------ Data extract ------

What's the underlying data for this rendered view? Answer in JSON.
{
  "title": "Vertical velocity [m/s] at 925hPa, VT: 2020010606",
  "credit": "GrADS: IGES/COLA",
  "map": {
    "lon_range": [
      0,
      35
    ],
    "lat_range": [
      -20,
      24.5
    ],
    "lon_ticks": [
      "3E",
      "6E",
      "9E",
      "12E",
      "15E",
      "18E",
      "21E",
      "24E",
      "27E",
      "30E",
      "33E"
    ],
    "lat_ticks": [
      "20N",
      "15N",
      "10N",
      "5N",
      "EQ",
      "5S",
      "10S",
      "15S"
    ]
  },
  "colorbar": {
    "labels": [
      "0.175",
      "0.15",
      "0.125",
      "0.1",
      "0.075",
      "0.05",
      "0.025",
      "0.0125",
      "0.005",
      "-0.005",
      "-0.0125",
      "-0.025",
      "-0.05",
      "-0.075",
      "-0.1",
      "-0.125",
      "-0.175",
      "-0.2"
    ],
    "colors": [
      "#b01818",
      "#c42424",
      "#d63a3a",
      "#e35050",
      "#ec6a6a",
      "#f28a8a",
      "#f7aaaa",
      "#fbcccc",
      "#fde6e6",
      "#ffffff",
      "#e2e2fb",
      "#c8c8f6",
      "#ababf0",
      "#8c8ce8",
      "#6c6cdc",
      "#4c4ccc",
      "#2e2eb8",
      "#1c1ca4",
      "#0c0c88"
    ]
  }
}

------
------ Data extract ------

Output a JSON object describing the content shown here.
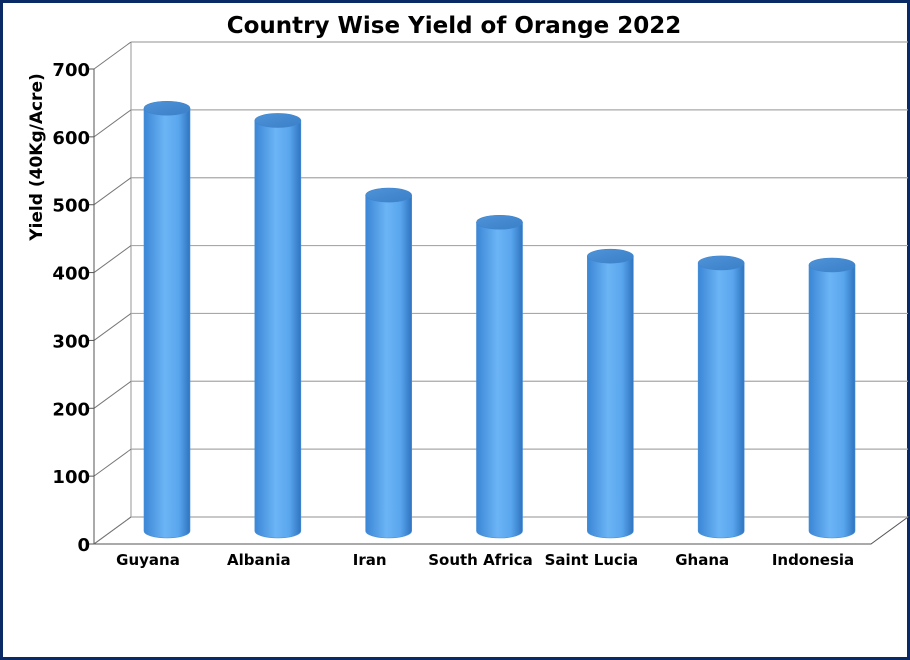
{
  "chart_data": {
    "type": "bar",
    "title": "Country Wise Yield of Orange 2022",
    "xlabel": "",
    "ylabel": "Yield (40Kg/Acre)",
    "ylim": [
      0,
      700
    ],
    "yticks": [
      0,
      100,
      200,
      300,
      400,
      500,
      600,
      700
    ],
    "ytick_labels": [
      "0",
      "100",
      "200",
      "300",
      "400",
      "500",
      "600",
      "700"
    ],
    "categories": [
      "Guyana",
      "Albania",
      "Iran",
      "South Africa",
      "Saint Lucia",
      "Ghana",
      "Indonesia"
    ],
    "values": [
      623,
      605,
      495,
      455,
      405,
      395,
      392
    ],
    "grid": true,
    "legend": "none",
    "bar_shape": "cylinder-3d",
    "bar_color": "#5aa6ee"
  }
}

------

What is required:
Copy every line that includes the string "Yield" from the material above.

Result below:
    "title": "Country Wise Yield of Orange 2022",
    "ylabel": "Yield (40Kg/Acre)",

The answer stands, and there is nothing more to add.